• **EXERCISE DESCRIPTION**
Convert the rows below into a numbered list, beginning at the row that contains "Where is each" and stopping after the row that contains "apps-grid-icon[interactable] — [524, 46, 545, 60]". Leave out any blank rows.

• **MATERIAL PROVIDED**
========================================
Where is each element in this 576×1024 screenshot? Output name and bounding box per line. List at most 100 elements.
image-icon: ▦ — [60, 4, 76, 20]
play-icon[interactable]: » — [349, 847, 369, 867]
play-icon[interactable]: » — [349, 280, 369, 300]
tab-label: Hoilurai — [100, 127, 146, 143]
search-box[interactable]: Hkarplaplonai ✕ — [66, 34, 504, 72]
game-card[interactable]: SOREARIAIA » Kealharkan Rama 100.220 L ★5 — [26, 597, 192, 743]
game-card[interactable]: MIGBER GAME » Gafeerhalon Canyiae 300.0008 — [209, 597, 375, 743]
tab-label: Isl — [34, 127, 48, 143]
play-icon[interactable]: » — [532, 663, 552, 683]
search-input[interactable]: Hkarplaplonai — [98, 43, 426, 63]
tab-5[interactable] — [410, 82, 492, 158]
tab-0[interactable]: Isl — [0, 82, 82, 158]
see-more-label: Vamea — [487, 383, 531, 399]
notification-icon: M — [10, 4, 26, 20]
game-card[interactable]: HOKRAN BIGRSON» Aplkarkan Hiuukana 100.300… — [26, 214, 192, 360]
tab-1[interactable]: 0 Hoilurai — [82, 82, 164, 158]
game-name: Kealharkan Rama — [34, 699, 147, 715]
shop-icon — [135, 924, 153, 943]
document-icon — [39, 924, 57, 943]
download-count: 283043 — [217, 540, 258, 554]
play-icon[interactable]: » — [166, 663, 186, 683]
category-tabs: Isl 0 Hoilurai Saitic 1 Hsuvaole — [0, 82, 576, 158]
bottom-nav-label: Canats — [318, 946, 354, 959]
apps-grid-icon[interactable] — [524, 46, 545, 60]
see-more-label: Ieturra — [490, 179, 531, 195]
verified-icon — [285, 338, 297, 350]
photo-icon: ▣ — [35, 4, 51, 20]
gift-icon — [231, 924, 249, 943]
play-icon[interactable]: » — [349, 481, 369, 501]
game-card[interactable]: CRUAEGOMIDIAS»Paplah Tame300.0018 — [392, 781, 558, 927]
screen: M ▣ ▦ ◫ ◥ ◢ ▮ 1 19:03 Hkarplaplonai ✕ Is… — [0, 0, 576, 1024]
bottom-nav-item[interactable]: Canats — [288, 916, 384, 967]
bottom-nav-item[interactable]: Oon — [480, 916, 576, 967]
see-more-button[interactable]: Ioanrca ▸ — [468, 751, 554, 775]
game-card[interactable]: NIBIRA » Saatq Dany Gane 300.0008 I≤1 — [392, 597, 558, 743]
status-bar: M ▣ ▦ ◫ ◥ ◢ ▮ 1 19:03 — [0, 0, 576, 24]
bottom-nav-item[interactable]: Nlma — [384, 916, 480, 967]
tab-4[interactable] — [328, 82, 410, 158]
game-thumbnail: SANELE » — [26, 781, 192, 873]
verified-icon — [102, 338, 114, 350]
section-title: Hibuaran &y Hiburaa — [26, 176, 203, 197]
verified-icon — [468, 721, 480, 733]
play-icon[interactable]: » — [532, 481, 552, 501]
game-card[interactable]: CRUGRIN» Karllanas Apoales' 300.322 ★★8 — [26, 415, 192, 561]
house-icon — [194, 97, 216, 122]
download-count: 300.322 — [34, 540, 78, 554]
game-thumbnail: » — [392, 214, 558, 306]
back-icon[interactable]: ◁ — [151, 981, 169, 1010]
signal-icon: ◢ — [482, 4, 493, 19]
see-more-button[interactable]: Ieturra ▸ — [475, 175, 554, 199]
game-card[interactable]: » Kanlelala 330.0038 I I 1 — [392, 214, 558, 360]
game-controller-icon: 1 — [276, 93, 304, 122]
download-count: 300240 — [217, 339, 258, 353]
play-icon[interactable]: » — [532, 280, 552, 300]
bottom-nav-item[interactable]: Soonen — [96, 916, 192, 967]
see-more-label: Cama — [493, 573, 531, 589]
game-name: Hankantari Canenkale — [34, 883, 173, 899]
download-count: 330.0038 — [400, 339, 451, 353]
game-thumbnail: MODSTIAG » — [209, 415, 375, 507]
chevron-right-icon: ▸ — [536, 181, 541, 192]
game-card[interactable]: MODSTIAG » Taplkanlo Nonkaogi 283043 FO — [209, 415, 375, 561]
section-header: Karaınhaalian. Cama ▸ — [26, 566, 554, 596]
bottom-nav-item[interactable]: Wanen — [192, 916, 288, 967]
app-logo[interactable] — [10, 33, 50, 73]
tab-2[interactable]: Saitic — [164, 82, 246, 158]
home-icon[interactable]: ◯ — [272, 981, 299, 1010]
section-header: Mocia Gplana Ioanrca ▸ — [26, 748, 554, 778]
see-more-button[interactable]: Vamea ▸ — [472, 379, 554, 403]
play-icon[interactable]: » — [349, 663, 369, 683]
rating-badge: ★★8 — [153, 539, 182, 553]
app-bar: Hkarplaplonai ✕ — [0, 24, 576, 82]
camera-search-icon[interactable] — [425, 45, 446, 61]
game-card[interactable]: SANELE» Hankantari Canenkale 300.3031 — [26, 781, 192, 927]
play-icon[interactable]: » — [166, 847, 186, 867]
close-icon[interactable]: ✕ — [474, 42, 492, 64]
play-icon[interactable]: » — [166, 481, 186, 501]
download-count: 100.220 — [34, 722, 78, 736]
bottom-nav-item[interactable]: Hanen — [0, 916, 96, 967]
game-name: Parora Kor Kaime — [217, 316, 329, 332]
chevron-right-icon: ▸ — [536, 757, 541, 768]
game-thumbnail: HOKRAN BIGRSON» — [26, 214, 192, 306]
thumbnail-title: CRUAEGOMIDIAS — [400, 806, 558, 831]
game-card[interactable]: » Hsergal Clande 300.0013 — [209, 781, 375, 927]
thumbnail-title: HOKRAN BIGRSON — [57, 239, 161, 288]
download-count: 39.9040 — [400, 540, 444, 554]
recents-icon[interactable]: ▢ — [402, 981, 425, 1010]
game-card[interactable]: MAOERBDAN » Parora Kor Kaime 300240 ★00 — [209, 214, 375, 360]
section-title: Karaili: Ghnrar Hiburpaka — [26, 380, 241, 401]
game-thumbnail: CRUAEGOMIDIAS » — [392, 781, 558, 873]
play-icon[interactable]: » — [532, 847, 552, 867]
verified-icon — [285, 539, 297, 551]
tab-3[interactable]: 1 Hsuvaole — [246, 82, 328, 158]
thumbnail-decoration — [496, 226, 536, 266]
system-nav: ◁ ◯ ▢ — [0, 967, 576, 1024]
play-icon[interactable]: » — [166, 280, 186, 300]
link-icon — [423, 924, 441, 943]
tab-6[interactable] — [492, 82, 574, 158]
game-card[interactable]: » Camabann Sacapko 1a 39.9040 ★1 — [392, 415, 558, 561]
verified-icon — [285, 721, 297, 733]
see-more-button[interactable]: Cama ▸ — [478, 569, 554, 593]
========================================
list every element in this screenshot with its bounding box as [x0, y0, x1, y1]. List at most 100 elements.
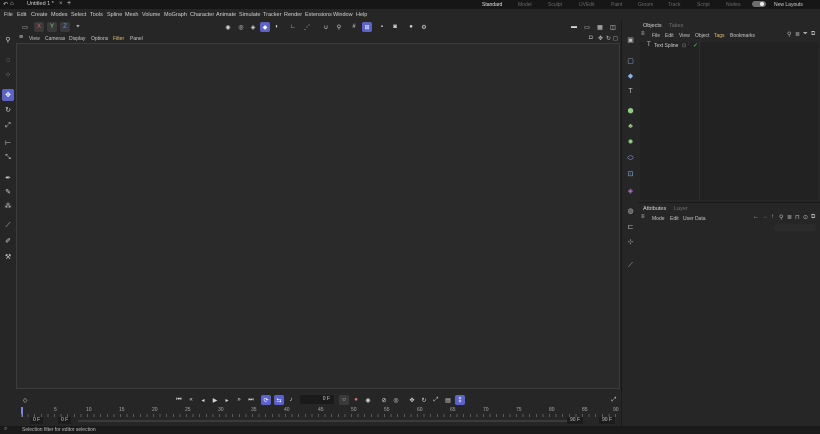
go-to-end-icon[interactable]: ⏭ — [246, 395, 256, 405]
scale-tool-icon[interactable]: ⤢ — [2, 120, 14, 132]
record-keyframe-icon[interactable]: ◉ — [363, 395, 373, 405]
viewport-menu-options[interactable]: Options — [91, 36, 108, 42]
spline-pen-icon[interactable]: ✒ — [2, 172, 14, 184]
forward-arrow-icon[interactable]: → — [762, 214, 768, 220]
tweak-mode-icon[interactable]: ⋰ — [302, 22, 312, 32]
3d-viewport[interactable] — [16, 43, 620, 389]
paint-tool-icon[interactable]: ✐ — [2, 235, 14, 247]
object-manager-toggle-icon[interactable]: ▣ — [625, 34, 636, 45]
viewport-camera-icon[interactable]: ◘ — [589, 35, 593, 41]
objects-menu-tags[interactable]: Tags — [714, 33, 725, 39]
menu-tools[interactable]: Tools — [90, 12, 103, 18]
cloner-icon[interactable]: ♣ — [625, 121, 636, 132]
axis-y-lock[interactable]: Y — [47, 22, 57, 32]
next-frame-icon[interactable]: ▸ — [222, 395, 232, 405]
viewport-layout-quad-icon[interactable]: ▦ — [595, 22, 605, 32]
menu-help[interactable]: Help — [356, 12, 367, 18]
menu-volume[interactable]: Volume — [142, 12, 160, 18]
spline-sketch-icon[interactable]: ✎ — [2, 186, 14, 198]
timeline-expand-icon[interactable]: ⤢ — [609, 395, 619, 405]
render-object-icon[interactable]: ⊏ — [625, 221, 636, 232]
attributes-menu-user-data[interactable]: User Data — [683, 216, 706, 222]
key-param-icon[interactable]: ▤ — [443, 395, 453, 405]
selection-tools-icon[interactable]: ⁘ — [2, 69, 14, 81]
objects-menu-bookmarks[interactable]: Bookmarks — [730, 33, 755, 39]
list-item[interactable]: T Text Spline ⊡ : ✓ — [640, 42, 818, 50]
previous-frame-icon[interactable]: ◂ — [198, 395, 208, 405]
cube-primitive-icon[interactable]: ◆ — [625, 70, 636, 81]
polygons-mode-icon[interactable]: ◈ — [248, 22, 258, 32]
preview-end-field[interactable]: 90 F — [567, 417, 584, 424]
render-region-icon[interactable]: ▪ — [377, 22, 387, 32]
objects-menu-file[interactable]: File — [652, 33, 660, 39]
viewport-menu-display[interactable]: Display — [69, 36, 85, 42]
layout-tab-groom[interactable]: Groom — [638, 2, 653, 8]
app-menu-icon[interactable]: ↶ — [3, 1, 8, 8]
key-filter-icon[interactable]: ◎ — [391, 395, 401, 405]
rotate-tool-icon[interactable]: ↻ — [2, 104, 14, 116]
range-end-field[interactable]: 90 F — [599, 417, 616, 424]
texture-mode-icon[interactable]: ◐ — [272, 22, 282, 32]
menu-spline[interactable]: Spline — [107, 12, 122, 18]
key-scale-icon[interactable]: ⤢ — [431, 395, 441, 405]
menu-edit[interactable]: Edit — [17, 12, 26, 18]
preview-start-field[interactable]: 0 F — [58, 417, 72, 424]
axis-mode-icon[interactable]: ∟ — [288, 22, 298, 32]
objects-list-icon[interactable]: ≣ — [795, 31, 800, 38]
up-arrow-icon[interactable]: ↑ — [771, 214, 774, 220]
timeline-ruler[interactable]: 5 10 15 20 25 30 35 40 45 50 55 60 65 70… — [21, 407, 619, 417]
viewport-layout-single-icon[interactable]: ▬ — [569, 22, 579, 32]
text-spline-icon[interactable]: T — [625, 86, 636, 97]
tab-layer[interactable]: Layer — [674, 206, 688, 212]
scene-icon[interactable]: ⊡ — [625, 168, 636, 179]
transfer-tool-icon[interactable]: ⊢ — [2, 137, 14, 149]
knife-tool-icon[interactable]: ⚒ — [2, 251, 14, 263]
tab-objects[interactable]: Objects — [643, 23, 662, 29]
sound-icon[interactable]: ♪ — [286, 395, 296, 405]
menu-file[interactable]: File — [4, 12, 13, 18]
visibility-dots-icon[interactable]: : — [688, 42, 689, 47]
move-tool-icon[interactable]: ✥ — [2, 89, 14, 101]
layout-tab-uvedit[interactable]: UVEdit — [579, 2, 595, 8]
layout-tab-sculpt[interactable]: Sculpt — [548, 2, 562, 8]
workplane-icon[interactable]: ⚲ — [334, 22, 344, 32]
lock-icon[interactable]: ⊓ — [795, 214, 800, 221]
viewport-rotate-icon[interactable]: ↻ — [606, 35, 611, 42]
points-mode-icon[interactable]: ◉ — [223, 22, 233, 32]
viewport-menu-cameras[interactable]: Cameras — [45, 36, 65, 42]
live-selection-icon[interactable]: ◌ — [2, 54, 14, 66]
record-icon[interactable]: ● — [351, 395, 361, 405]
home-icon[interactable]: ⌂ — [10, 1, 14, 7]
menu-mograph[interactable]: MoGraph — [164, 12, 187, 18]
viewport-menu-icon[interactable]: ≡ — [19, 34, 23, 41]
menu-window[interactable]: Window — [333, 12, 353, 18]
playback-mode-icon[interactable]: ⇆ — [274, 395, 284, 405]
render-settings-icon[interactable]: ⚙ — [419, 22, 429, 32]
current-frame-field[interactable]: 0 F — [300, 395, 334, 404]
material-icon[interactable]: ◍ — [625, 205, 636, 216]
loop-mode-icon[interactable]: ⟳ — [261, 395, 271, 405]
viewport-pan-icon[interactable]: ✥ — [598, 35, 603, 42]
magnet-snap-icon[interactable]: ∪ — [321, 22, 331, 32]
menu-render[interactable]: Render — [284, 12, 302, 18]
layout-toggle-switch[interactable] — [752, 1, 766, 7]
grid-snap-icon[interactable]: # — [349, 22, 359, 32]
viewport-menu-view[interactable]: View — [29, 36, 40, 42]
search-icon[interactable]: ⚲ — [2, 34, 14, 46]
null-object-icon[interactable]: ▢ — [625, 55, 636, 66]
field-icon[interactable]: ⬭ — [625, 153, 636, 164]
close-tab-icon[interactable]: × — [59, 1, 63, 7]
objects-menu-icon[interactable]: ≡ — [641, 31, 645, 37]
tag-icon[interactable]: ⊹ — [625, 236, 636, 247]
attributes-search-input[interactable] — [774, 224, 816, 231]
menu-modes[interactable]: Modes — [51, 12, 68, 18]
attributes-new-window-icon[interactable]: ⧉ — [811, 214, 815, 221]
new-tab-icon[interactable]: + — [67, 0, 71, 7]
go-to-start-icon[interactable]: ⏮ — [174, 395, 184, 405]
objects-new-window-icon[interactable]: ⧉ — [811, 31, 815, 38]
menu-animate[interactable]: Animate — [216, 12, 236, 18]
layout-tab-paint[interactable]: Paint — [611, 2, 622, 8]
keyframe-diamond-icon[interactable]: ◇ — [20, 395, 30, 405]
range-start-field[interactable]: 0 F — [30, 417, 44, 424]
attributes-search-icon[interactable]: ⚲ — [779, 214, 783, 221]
========================================
• **FINISHED ANSWER**
1. Where is each element in this 576×1024 screenshot? Output name and bounding box per line. List at most 100 elements.
2. image-icon: ▦ — [60, 4, 76, 20]
3. play-icon[interactable]: » — [349, 847, 369, 867]
4. play-icon[interactable]: » — [349, 280, 369, 300]
5. tab-label: Hoilurai — [100, 127, 146, 143]
6. search-box[interactable]: Hkarplaplonai ✕ — [66, 34, 504, 72]
7. game-card[interactable]: SOREARIAIA » Kealharkan Rama 100.220 L ★5 — [26, 597, 192, 743]
8. game-card[interactable]: MIGBER GAME » Gafeerhalon Canyiae 300.0008 — [209, 597, 375, 743]
9. tab-label: Isl — [34, 127, 48, 143]
10. play-icon[interactable]: » — [532, 663, 552, 683]
11. search-input[interactable]: Hkarplaplonai — [98, 43, 426, 63]
12. tab-5[interactable] — [410, 82, 492, 158]
13. tab-0[interactable]: Isl — [0, 82, 82, 158]
14. see-more-label: Vamea — [487, 383, 531, 399]
15. notification-icon: M — [10, 4, 26, 20]
16. game-card[interactable]: HOKRAN BIGRSON» Aplkarkan Hiuukana 100.300… — [26, 214, 192, 360]
17. tab-1[interactable]: 0 Hoilurai — [82, 82, 164, 158]
18. game-name: Kealharkan Rama — [34, 699, 147, 715]
19. shop-icon — [135, 924, 153, 943]
20. document-icon — [39, 924, 57, 943]
21. download-count: 283043 — [217, 540, 258, 554]
22. play-icon[interactable]: » — [166, 663, 186, 683]
23. category-tabs: Isl 0 Hoilurai Saitic 1 Hsuvaole — [0, 82, 576, 158]
24. bottom-nav-label: Canats — [318, 946, 354, 959]
25. apps-grid-icon[interactable] — [524, 46, 545, 60]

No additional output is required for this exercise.